#### Materials provided:
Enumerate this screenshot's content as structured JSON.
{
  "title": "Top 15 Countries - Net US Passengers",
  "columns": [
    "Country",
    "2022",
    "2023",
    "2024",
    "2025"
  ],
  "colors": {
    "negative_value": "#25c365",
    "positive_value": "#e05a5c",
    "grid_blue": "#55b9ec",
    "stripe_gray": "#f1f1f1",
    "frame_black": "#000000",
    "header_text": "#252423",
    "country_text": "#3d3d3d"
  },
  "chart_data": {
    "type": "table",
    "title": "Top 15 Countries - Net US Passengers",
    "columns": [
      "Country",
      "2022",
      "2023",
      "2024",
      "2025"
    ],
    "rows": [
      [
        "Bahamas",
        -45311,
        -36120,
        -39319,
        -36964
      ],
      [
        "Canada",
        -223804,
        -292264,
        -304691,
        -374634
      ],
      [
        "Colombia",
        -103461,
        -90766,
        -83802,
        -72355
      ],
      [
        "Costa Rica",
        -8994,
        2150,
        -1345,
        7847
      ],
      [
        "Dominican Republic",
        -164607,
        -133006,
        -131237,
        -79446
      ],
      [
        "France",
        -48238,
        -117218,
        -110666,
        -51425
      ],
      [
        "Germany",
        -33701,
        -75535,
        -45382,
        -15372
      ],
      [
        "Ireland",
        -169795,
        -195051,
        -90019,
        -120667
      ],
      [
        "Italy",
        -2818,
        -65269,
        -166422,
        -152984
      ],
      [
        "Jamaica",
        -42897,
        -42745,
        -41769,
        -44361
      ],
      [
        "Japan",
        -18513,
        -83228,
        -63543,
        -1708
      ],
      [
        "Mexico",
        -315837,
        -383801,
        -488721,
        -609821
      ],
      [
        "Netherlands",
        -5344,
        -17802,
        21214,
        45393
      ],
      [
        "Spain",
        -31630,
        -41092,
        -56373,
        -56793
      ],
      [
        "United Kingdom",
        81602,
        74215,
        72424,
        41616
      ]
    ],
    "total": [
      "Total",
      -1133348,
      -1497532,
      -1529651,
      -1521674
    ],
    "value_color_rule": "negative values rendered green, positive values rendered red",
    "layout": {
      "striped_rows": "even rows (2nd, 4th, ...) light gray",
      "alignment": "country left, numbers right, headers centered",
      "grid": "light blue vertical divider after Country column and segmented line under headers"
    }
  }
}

#### Task:
Write out the whole listing again, exactly as it stands.

#### Written reply:
Enumerate this screenshot's content as structured JSON.
{
  "title": "Top 15 Countries - Net US Passengers",
  "columns": [
    "Country",
    "2022",
    "2023",
    "2024",
    "2025"
  ],
  "colors": {
    "negative_value": "#25c365",
    "positive_value": "#e05a5c",
    "grid_blue": "#55b9ec",
    "stripe_gray": "#f1f1f1",
    "frame_black": "#000000",
    "header_text": "#252423",
    "country_text": "#3d3d3d"
  },
  "chart_data": {
    "type": "table",
    "title": "Top 15 Countries - Net US Passengers",
    "columns": [
      "Country",
      "2022",
      "2023",
      "2024",
      "2025"
    ],
    "rows": [
      [
        "Bahamas",
        -45311,
        -36120,
        -39319,
        -36964
      ],
      [
        "Canada",
        -223804,
        -292264,
        -304691,
        -374634
      ],
      [
        "Colombia",
        -103461,
        -90766,
        -83802,
        -72355
      ],
      [
        "Costa Rica",
        -8994,
        2150,
        -1345,
        7847
      ],
      [
        "Dominican Republic",
        -164607,
        -133006,
        -131237,
        -79446
      ],
      [
        "France",
        -48238,
        -117218,
        -110666,
        -51425
      ],
      [
        "Germany",
        -33701,
        -75535,
        -45382,
        -15372
      ],
      [
        "Ireland",
        -169795,
        -195051,
        -90019,
        -120667
      ],
      [
        "Italy",
        -2818,
        -65269,
        -166422,
        -152984
      ],
      [
        "Jamaica",
        -42897,
        -42745,
        -41769,
        -44361
      ],
      [
        "Japan",
        -18513,
        -83228,
        -63543,
        -1708
      ],
      [
        "Mexico",
        -315837,
        -383801,
        -488721,
        -609821
      ],
      [
        "Netherlands",
        -5344,
        -17802,
        21214,
        45393
      ],
      [
        "Spain",
        -31630,
        -41092,
        -56373,
        -56793
      ],
      [
        "United Kingdom",
        81602,
        74215,
        72424,
        41616
      ]
    ],
    "total": [
      "Total",
      -1133348,
      -1497532,
      -1529651,
      -1521674
    ],
    "value_color_rule": "negative values rendered green, positive values rendered red",
    "layout": {
      "striped_rows": "even rows (2nd, 4th, ...) light gray",
      "alignment": "country left, numbers right, headers centered",
      "grid": "light blue vertical divider after Country column and segmented line under headers"
    }
  }
}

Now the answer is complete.